— What to work on —
Update everything in the records from the line containing "heatmap-cell [1703, 685, 1741, 722]" down to the line containing "x-tick-label: -6 [681, 1771, 724, 1826]" by replacing "heatmap-cell" with "heatmap-tile", and reproduce only those lines with all else left unchanged.

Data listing
------------------------------------------------------------

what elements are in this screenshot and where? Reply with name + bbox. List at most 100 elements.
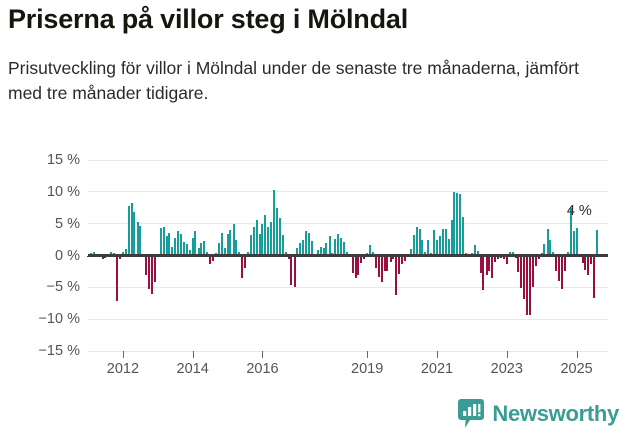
bar (447, 238, 450, 256)
bar (555, 255, 558, 272)
x-axis-tick-label: 2016 (246, 361, 279, 377)
y-axis-labels: 15 % 10 % 5 % 0 % −5 % −10 % −15 % (0, 153, 80, 358)
bar (319, 246, 322, 256)
bar (119, 255, 122, 260)
y-axis-tick-label: 5 % (55, 215, 80, 232)
gridline (88, 318, 608, 320)
bar (450, 219, 453, 256)
bar (476, 251, 479, 256)
bar (188, 249, 191, 256)
bar (479, 255, 482, 273)
bar (287, 255, 290, 259)
bar (529, 255, 532, 316)
bar (145, 255, 148, 275)
bar (325, 242, 328, 256)
bar (566, 251, 569, 256)
bar (267, 226, 270, 256)
bar (203, 240, 206, 256)
bar (305, 230, 308, 256)
bar (488, 255, 491, 271)
bar (174, 238, 177, 256)
bar (121, 252, 124, 256)
bar (360, 255, 363, 263)
brand-footer: Newsworthy (458, 399, 619, 429)
gridline (88, 159, 608, 161)
bar (593, 255, 596, 299)
bar (546, 229, 549, 256)
bar (270, 221, 273, 256)
gridline (88, 191, 608, 193)
bar (386, 255, 389, 271)
bar (435, 240, 438, 256)
bar (92, 251, 95, 256)
bar (581, 255, 584, 263)
bar (168, 232, 171, 256)
bar (418, 229, 421, 256)
x-axis-tick (436, 351, 438, 358)
bar (124, 249, 127, 256)
x-axis-tick-label: 2014 (176, 361, 209, 377)
bar (197, 248, 200, 256)
bar (438, 236, 441, 256)
bar (377, 255, 380, 278)
bar (273, 189, 275, 256)
bar (185, 244, 188, 256)
bar (517, 255, 520, 273)
bar (401, 255, 404, 264)
bar (491, 255, 494, 279)
bar (508, 252, 511, 256)
page-title: Priserna på villor steg i Mölndal (8, 4, 409, 34)
bar (520, 255, 523, 288)
bar (569, 207, 572, 256)
bar (453, 192, 456, 256)
bar (415, 226, 418, 256)
bar (296, 247, 299, 256)
bar (459, 194, 462, 256)
bar (235, 239, 238, 256)
y-axis-tick-label: −15 % (38, 342, 80, 359)
bar (328, 235, 331, 256)
bar (587, 255, 590, 276)
bar (395, 255, 398, 295)
y-axis-tick-label: −10 % (38, 310, 80, 327)
bar (278, 217, 281, 256)
bar (290, 255, 293, 285)
x-axis-tick-label: 2023 (490, 361, 523, 377)
bar (424, 251, 427, 256)
bar (505, 255, 508, 264)
page-subtitle: Prisutveckling för villor i Mölndal unde… (8, 58, 579, 104)
bar (380, 255, 383, 282)
x-axis-tick-label: 2025 (560, 361, 593, 377)
bar (258, 234, 261, 256)
bar (284, 252, 287, 256)
bar (511, 251, 514, 256)
bar (180, 234, 183, 256)
bar (159, 228, 162, 256)
x-axis-tick-label: 2021 (420, 361, 454, 377)
bar (552, 251, 555, 256)
bar (217, 242, 220, 256)
bar (374, 255, 377, 269)
bar (398, 255, 401, 274)
bar (482, 255, 485, 290)
bar (560, 255, 563, 290)
bar (148, 255, 151, 290)
x-axis-tick (367, 351, 369, 358)
y-axis-tick-label: 0 % (55, 247, 80, 264)
bar (403, 255, 406, 262)
bar (316, 250, 319, 256)
bar (543, 244, 546, 256)
bar (223, 247, 226, 256)
bar (342, 242, 345, 256)
bar (345, 252, 348, 256)
bar (357, 255, 360, 275)
bar (206, 251, 209, 256)
bar (154, 255, 156, 282)
bar (368, 244, 371, 256)
bar (427, 240, 430, 256)
bar (171, 246, 174, 256)
y-axis-tick-label: 15 % (46, 151, 80, 168)
bar (412, 235, 415, 256)
bar (130, 203, 133, 256)
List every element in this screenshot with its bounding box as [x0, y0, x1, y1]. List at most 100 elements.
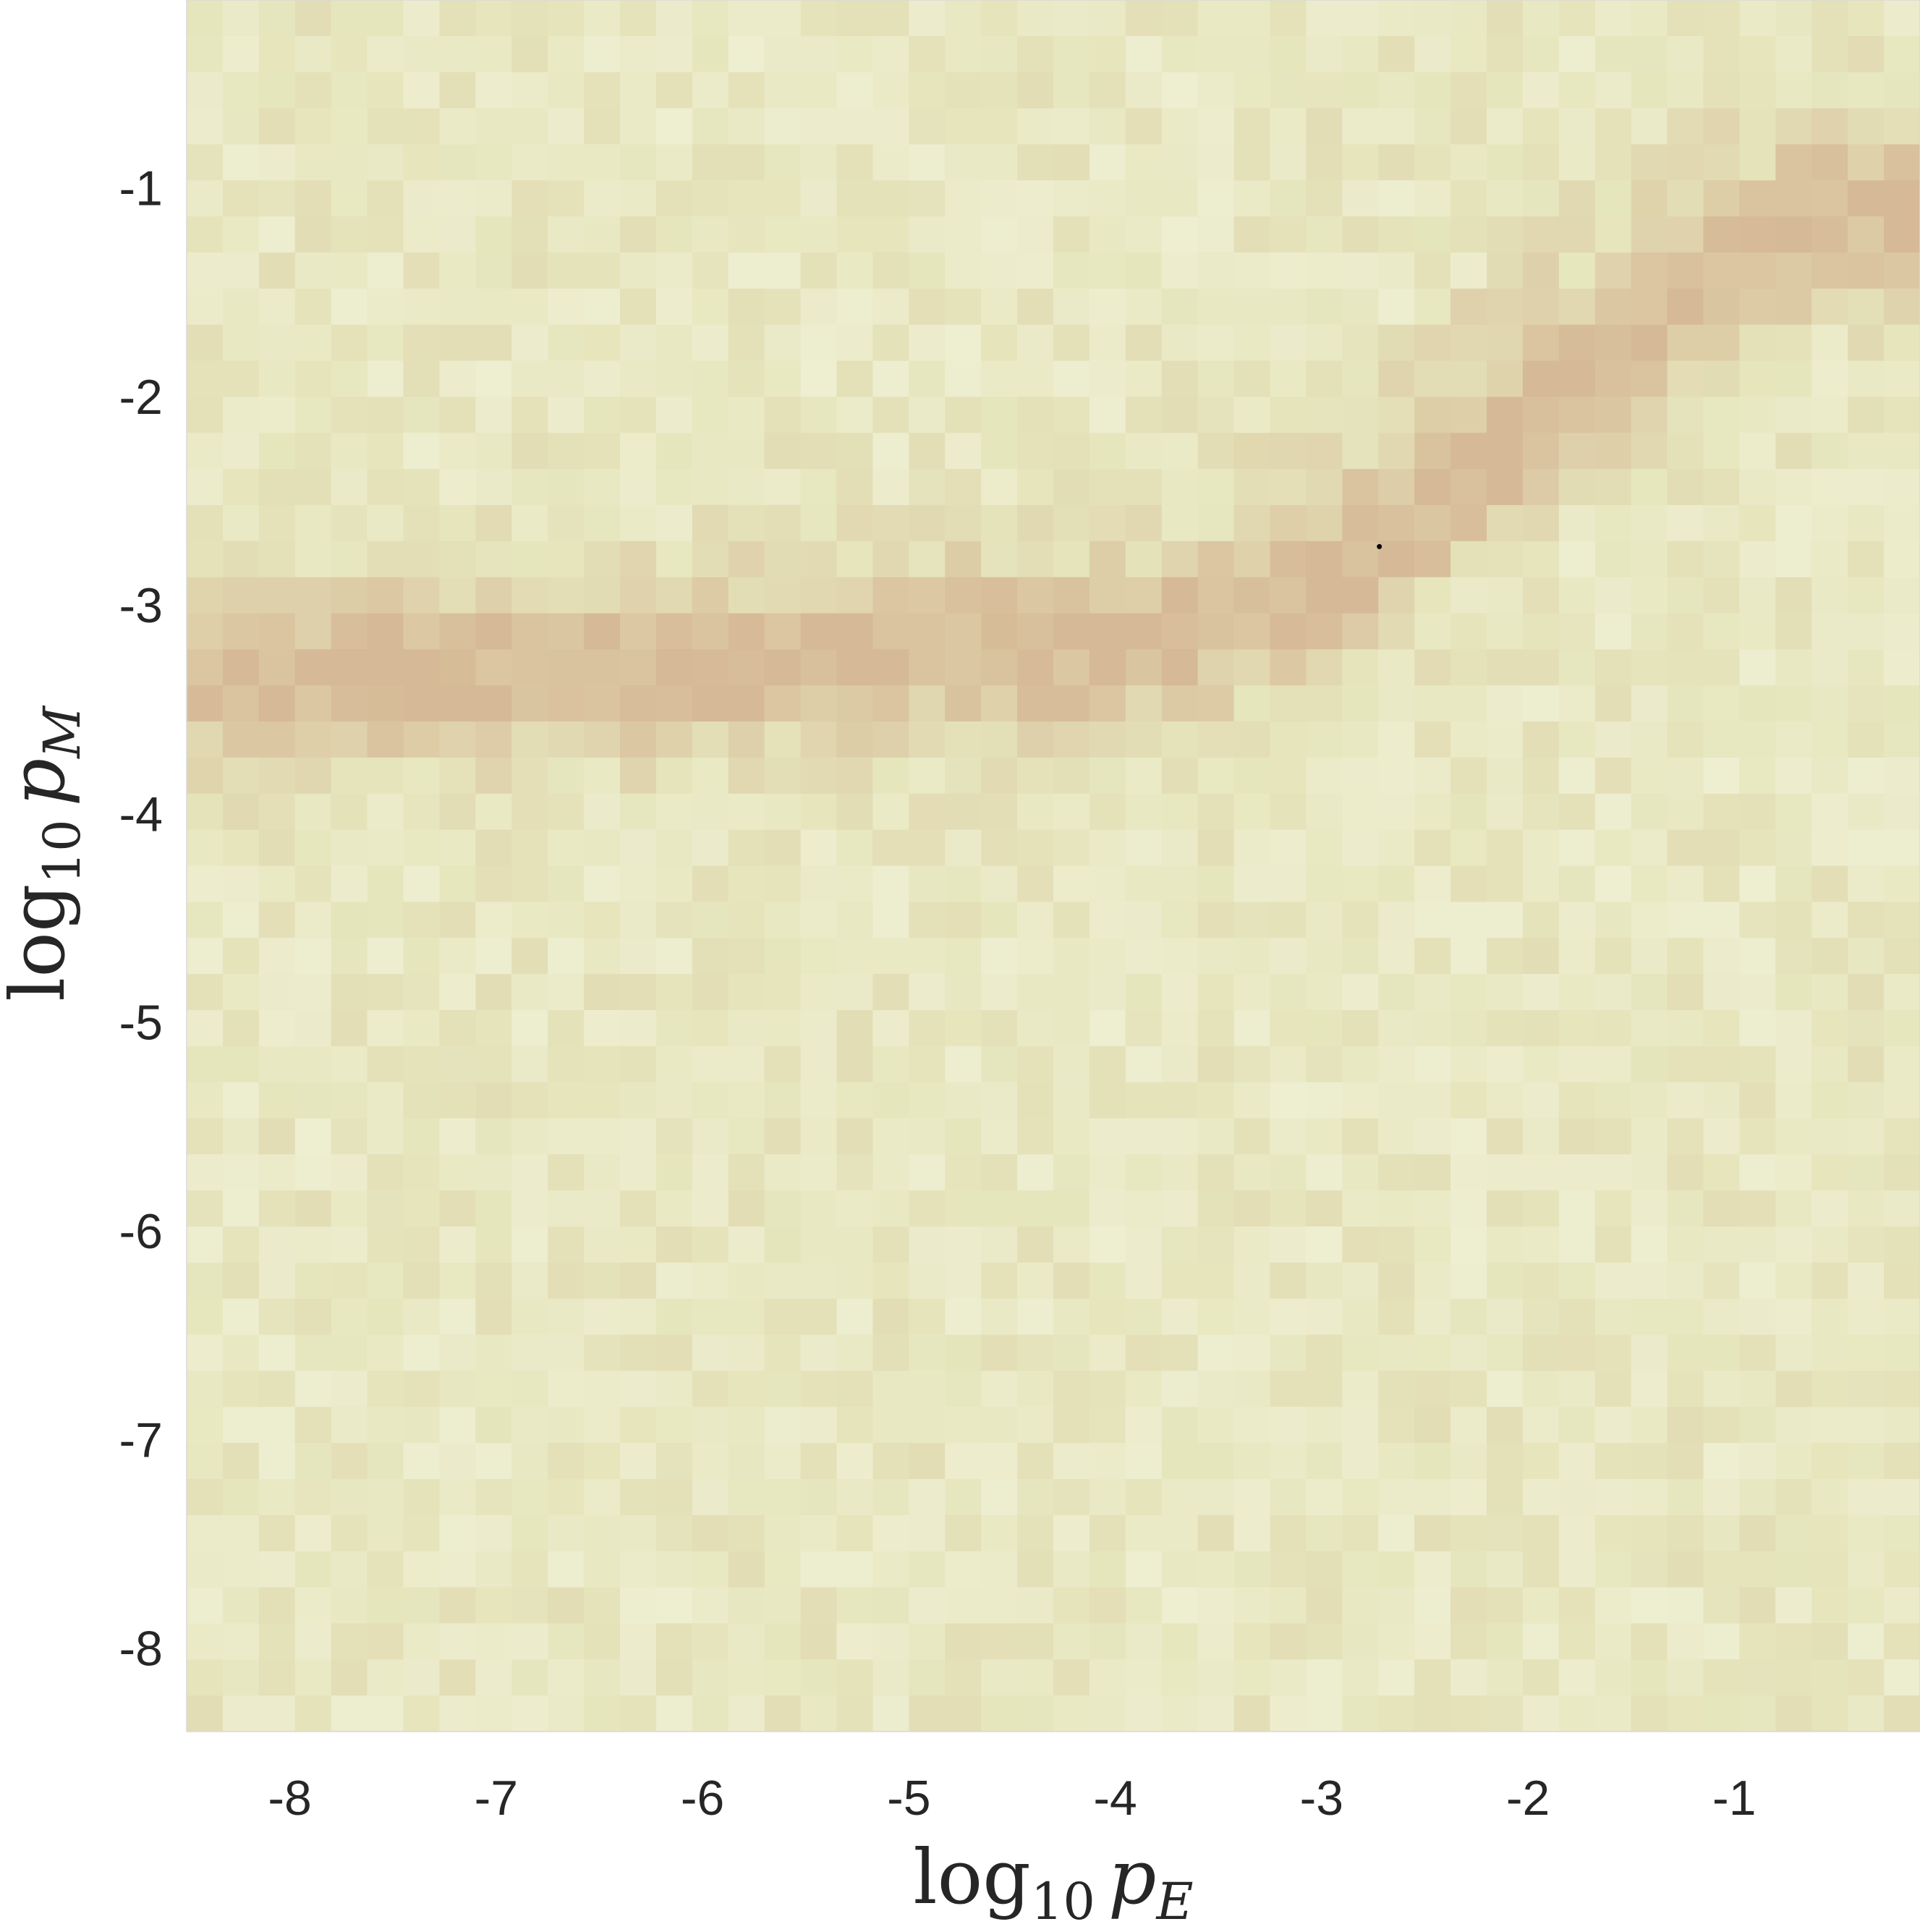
heatmap-cell [1703, 685, 1741, 722]
heatmap-cell [1450, 1407, 1487, 1444]
heatmap-cell [1378, 504, 1415, 542]
heatmap-cell [1631, 1298, 1668, 1336]
heatmap-cell [511, 541, 548, 578]
heatmap-cell [367, 1262, 404, 1300]
heatmap-cell [692, 360, 729, 397]
heatmap-cell [620, 1443, 657, 1480]
heatmap-cell [1884, 72, 1920, 109]
heatmap-cell [945, 397, 982, 433]
heatmap-cell [620, 1262, 657, 1300]
heatmap-cell [475, 504, 512, 542]
heatmap-cell [222, 433, 260, 470]
heatmap-cell [1848, 360, 1885, 397]
heatmap-cell [1811, 469, 1848, 506]
heatmap-cell [872, 1334, 909, 1372]
heatmap-cell [1125, 1334, 1163, 1372]
heatmap-cell [403, 649, 441, 686]
heatmap-cell [475, 829, 512, 867]
heatmap-cell [331, 1226, 368, 1263]
heatmap-cell [1270, 974, 1307, 1011]
heatmap-cell [1450, 1659, 1487, 1696]
heatmap-cell [1667, 108, 1704, 145]
heatmap-cell [1703, 433, 1741, 470]
heatmap-cell [1197, 541, 1235, 578]
heatmap-cell [1703, 721, 1741, 758]
heatmap-cell [1775, 1262, 1812, 1300]
heatmap-cell [1775, 541, 1812, 578]
heatmap-cell [1306, 1370, 1343, 1407]
heatmap-cell [1017, 1190, 1054, 1227]
heatmap-cell [764, 0, 802, 37]
heatmap-cell [1558, 1154, 1596, 1191]
heatmap-cell [728, 1226, 765, 1263]
heatmap-cell [620, 144, 657, 181]
heatmap-cell [1197, 1514, 1235, 1552]
heatmap-cell [1739, 1154, 1776, 1191]
heatmap-cell [1667, 1659, 1704, 1696]
heatmap-cell [1884, 180, 1920, 217]
x-tick-label: -6 [681, 1771, 724, 1826]
heatmap-cell [1414, 504, 1451, 542]
heatmap-cell [1125, 288, 1163, 326]
heatmap-cell [1342, 1370, 1379, 1407]
heatmap-cell [1017, 72, 1054, 109]
heatmap-cell [655, 938, 693, 975]
heatmap-cell [548, 1514, 585, 1552]
heatmap-cell [1667, 180, 1704, 217]
heatmap-cell [764, 144, 802, 181]
heatmap-cell [1414, 1551, 1451, 1588]
heatmap-cell [1848, 974, 1885, 1011]
heatmap-cell [1594, 829, 1632, 867]
heatmap-cell [222, 35, 260, 73]
heatmap-cell [1414, 0, 1451, 37]
heatmap-cell [258, 397, 296, 433]
heatmap-cell [584, 757, 621, 795]
heatmap-cell [367, 469, 404, 506]
heatmap-cell [1594, 288, 1632, 326]
heatmap-cell [475, 1659, 512, 1696]
heatmap-cell [1450, 1082, 1487, 1119]
heatmap-cell [1739, 216, 1776, 253]
heatmap-cell [1378, 1262, 1415, 1300]
heatmap-cell [187, 974, 224, 1011]
heatmap-cell [187, 1443, 224, 1480]
heatmap-cell [1811, 1190, 1848, 1227]
heatmap-cell [584, 108, 621, 145]
heatmap-cell [331, 902, 368, 939]
heatmap-cell [1450, 1262, 1487, 1300]
heatmap-cell [981, 829, 1018, 867]
heatmap-cell [403, 1009, 441, 1047]
heatmap-cell [367, 1623, 404, 1660]
heatmap-cell [1342, 1695, 1379, 1732]
heatmap-cell [1197, 252, 1235, 289]
heatmap-cell [1378, 1659, 1415, 1696]
heatmap-cell [294, 829, 332, 867]
heatmap-cell [331, 1514, 368, 1552]
heatmap-cell [692, 613, 729, 650]
heatmap-cell [1017, 974, 1054, 1011]
heatmap-cell [1487, 0, 1524, 37]
heatmap-cell [620, 938, 657, 975]
heatmap-cell [872, 902, 909, 939]
heatmap-cell [187, 1514, 224, 1552]
heatmap-cell [1197, 865, 1235, 902]
heatmap-cell [1053, 1262, 1090, 1300]
heatmap-cell [909, 469, 946, 506]
heatmap-cell [1017, 541, 1054, 578]
heatmap-cell [1161, 108, 1199, 145]
heatmap-cell [1487, 397, 1524, 433]
heatmap-cell [1053, 829, 1090, 867]
heatmap-cell [367, 1334, 404, 1372]
heatmap-cell [439, 144, 476, 181]
heatmap-cell [1270, 1370, 1307, 1407]
heatmap-cell [655, 504, 693, 542]
heatmap-cell [1739, 902, 1776, 939]
heatmap-cell [1775, 1190, 1812, 1227]
heatmap-cell [439, 433, 476, 470]
heatmap-cell [1848, 865, 1885, 902]
heatmap-cell [1053, 721, 1090, 758]
heatmap-cell [1667, 1407, 1704, 1444]
heatmap-cell [1558, 360, 1596, 397]
heatmap-cell [548, 1551, 585, 1588]
heatmap-cell [548, 613, 585, 650]
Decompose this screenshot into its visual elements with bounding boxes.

------------------------------------------------------------

— Response to the exercise —
heatmap-tile [1703, 685, 1741, 722]
heatmap-tile [1450, 1407, 1487, 1444]
heatmap-tile [1378, 504, 1415, 542]
heatmap-tile [1631, 1298, 1668, 1336]
heatmap-tile [511, 541, 548, 578]
heatmap-tile [367, 1262, 404, 1300]
heatmap-tile [692, 360, 729, 397]
heatmap-tile [620, 1443, 657, 1480]
heatmap-tile [1884, 72, 1920, 109]
heatmap-tile [945, 397, 982, 433]
heatmap-tile [620, 1262, 657, 1300]
heatmap-tile [475, 504, 512, 542]
heatmap-tile [222, 433, 260, 470]
heatmap-tile [1848, 360, 1885, 397]
heatmap-tile [1811, 469, 1848, 506]
heatmap-tile [872, 1334, 909, 1372]
heatmap-tile [1125, 1334, 1163, 1372]
heatmap-tile [403, 649, 441, 686]
heatmap-tile [475, 829, 512, 867]
heatmap-tile [331, 1226, 368, 1263]
heatmap-tile [1270, 974, 1307, 1011]
heatmap-tile [1450, 1659, 1487, 1696]
heatmap-tile [1667, 108, 1704, 145]
heatmap-tile [1703, 433, 1741, 470]
heatmap-tile [1197, 541, 1235, 578]
heatmap-tile [1703, 721, 1741, 758]
heatmap-tile [1775, 1262, 1812, 1300]
heatmap-tile [1775, 541, 1812, 578]
heatmap-tile [1306, 1370, 1343, 1407]
heatmap-tile [1017, 1190, 1054, 1227]
heatmap-tile [764, 0, 802, 37]
heatmap-tile [1558, 1154, 1596, 1191]
heatmap-tile [728, 1226, 765, 1263]
heatmap-tile [620, 144, 657, 181]
heatmap-tile [1197, 1514, 1235, 1552]
heatmap-tile [1739, 1154, 1776, 1191]
heatmap-tile [1667, 1659, 1704, 1696]
heatmap-tile [1884, 180, 1920, 217]
x-tick-label: -6 [681, 1771, 724, 1826]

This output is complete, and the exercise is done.